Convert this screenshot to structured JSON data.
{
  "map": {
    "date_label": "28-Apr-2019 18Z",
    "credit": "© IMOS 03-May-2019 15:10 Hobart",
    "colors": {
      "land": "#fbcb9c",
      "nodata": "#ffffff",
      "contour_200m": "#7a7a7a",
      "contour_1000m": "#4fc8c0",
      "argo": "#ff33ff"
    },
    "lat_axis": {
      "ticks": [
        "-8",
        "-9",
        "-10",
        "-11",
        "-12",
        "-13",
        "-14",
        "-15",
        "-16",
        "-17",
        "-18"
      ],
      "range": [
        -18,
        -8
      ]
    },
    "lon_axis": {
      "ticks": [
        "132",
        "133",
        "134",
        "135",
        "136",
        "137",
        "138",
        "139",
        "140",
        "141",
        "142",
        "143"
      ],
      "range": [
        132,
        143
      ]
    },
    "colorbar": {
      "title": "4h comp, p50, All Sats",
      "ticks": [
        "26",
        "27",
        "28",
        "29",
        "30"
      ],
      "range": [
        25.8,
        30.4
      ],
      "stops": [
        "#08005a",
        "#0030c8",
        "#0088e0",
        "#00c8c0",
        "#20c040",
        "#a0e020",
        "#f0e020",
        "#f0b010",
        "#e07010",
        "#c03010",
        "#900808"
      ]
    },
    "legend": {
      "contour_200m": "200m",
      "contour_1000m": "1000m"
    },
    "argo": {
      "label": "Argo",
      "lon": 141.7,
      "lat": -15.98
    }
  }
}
§ §
▶ Given exercise:
Copy the data above in full, character for character.

▶ Solution to this task:
Convert this screenshot to structured JSON data.
{
  "map": {
    "date_label": "28-Apr-2019 18Z",
    "credit": "© IMOS 03-May-2019 15:10 Hobart",
    "colors": {
      "land": "#fbcb9c",
      "nodata": "#ffffff",
      "contour_200m": "#7a7a7a",
      "contour_1000m": "#4fc8c0",
      "argo": "#ff33ff"
    },
    "lat_axis": {
      "ticks": [
        "-8",
        "-9",
        "-10",
        "-11",
        "-12",
        "-13",
        "-14",
        "-15",
        "-16",
        "-17",
        "-18"
      ],
      "range": [
        -18,
        -8
      ]
    },
    "lon_axis": {
      "ticks": [
        "132",
        "133",
        "134",
        "135",
        "136",
        "137",
        "138",
        "139",
        "140",
        "141",
        "142",
        "143"
      ],
      "range": [
        132,
        143
      ]
    },
    "colorbar": {
      "title": "4h comp, p50, All Sats",
      "ticks": [
        "26",
        "27",
        "28",
        "29",
        "30"
      ],
      "range": [
        25.8,
        30.4
      ],
      "stops": [
        "#08005a",
        "#0030c8",
        "#0088e0",
        "#00c8c0",
        "#20c040",
        "#a0e020",
        "#f0e020",
        "#f0b010",
        "#e07010",
        "#c03010",
        "#900808"
      ]
    },
    "legend": {
      "contour_200m": "200m",
      "contour_1000m": "1000m"
    },
    "argo": {
      "label": "Argo",
      "lon": 141.7,
      "lat": -15.98
    }
  }
}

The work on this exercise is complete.